Structured figure records:
◆ ◆ ◆ ◆

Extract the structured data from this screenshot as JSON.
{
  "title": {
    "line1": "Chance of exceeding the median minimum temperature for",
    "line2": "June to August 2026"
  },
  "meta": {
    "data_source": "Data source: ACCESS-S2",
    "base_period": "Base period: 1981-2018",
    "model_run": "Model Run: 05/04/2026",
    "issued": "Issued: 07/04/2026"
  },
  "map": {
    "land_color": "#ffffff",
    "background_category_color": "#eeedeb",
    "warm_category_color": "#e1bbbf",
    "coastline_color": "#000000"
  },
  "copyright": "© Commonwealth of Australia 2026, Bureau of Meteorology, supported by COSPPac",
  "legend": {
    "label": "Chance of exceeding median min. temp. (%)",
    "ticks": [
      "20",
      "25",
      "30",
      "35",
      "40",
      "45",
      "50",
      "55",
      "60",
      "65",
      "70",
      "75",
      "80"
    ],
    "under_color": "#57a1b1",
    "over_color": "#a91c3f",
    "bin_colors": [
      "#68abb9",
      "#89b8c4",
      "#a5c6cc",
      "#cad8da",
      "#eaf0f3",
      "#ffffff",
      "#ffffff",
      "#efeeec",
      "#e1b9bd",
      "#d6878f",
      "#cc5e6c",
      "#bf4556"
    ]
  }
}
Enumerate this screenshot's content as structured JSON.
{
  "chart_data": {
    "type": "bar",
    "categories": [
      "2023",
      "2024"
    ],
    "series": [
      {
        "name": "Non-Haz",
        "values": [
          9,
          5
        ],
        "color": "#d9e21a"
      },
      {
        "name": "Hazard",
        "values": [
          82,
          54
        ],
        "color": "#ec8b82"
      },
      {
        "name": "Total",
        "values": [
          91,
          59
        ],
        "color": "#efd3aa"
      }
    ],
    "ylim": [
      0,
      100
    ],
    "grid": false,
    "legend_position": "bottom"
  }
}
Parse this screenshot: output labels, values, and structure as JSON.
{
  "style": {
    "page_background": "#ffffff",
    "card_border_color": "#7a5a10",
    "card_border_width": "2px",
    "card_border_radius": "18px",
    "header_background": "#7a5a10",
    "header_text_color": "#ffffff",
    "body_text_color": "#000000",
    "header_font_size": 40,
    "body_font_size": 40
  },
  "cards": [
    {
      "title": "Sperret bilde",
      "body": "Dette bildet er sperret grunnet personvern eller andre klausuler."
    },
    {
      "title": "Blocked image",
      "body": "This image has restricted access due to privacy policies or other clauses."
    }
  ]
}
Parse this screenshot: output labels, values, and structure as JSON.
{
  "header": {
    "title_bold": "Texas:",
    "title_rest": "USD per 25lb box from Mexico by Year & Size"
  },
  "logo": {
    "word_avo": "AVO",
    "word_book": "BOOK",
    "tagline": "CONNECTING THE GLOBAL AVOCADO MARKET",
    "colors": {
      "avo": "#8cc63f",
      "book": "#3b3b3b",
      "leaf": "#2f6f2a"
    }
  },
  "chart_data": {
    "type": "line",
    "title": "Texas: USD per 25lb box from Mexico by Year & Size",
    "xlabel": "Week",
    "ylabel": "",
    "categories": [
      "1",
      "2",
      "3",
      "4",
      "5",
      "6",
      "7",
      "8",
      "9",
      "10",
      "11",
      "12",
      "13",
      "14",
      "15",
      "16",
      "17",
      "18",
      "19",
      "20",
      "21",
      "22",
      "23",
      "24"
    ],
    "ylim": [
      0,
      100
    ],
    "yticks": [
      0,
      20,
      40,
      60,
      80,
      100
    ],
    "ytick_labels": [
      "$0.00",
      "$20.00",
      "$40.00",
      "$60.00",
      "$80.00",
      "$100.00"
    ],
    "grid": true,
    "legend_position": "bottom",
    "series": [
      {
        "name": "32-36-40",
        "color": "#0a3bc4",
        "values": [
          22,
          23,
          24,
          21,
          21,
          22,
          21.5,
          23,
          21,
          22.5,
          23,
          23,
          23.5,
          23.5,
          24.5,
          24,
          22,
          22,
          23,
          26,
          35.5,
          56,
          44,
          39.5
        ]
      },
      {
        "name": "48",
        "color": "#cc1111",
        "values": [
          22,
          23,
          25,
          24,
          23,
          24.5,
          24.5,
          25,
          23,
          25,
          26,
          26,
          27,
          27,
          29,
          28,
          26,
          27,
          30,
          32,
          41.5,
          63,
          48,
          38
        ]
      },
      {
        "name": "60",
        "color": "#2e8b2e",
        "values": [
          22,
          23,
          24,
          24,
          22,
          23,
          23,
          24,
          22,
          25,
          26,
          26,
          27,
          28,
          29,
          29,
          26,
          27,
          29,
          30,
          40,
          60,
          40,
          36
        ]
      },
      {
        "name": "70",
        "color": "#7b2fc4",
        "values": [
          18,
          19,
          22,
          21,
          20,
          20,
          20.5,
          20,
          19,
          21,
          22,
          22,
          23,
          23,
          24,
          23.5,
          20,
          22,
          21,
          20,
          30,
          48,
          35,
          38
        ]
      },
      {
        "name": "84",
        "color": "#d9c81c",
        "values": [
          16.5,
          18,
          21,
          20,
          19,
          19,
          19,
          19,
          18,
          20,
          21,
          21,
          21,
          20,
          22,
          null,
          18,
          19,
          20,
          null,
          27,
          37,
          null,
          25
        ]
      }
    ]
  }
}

◆ ◆ ◆ ◆

YOUR INSTRUCTIONS
Filter the records down to the lines that contain the string "Texas", and copy those lines.

RESPONSE TO THE TASK
    "title_bold": "Texas:",
    "title": "Texas: USD per 25lb box from Mexico by Year & Size",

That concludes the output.